-------- EXTRACTED INFORMATION --------
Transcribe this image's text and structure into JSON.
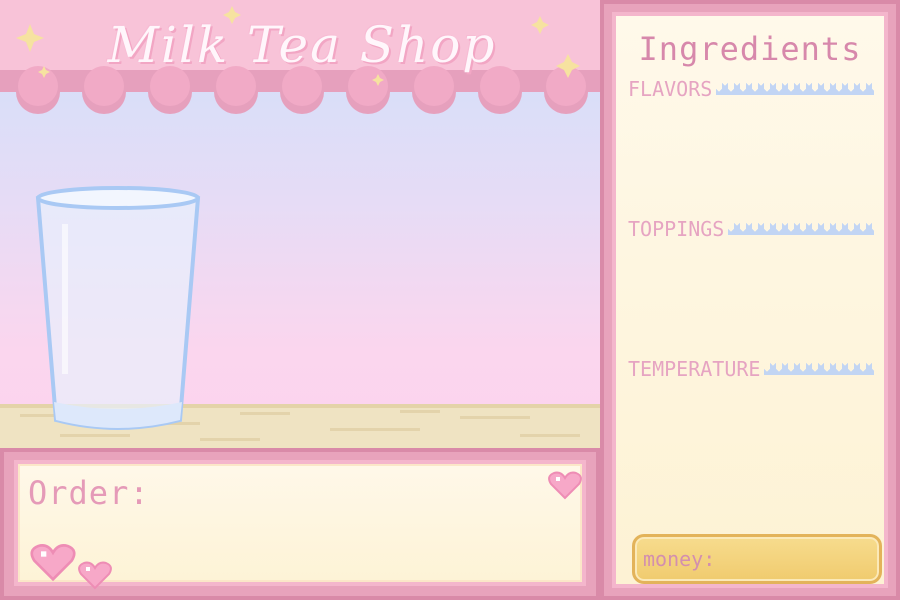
{
  "shop": {
    "title": "Milk Tea Shop"
  },
  "order": {
    "label": "Order:"
  },
  "ingredients": {
    "title": "Ingredients",
    "sections": [
      {
        "label": "Flavors"
      },
      {
        "label": "Toppings"
      },
      {
        "label": "Temperature"
      }
    ]
  },
  "money": {
    "label": "money:"
  },
  "colors": {
    "pink": "#f6c9dd",
    "pink_border": "#d98aa8",
    "cream": "#fdf3d6",
    "sky_blue": "#cfe0fb",
    "gold": "#f0cb6e"
  }
}
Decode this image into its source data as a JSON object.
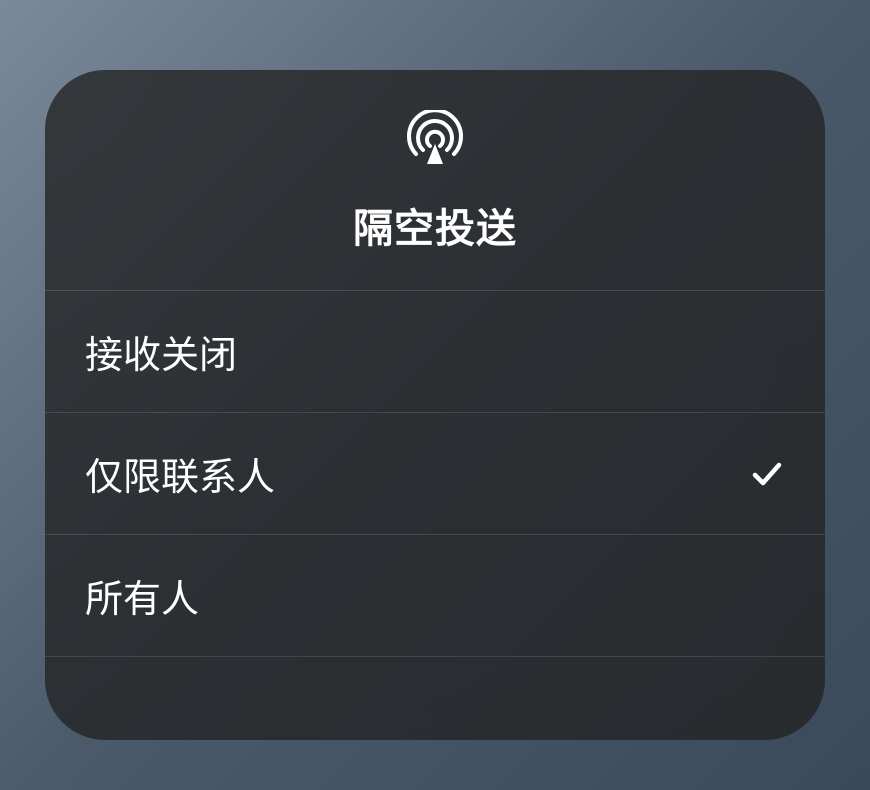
--------
Copy the records above exactly. The pictures are not part of the copy.

Transcribe this image's text and structure into JSON.
{
  "shop": {
    "title": "Milk Tea Shop"
  },
  "order": {
    "label": "Order:"
  },
  "ingredients": {
    "title": "Ingredients",
    "sections": [
      {
        "label": "Flavors"
      },
      {
        "label": "Toppings"
      },
      {
        "label": "Temperature"
      }
    ]
  },
  "money": {
    "label": "money:"
  },
  "colors": {
    "pink": "#f6c9dd",
    "pink_border": "#d98aa8",
    "cream": "#fdf3d6",
    "sky_blue": "#cfe0fb",
    "gold": "#f0cb6e"
  }
}
Decode this image into its source data as a JSON object.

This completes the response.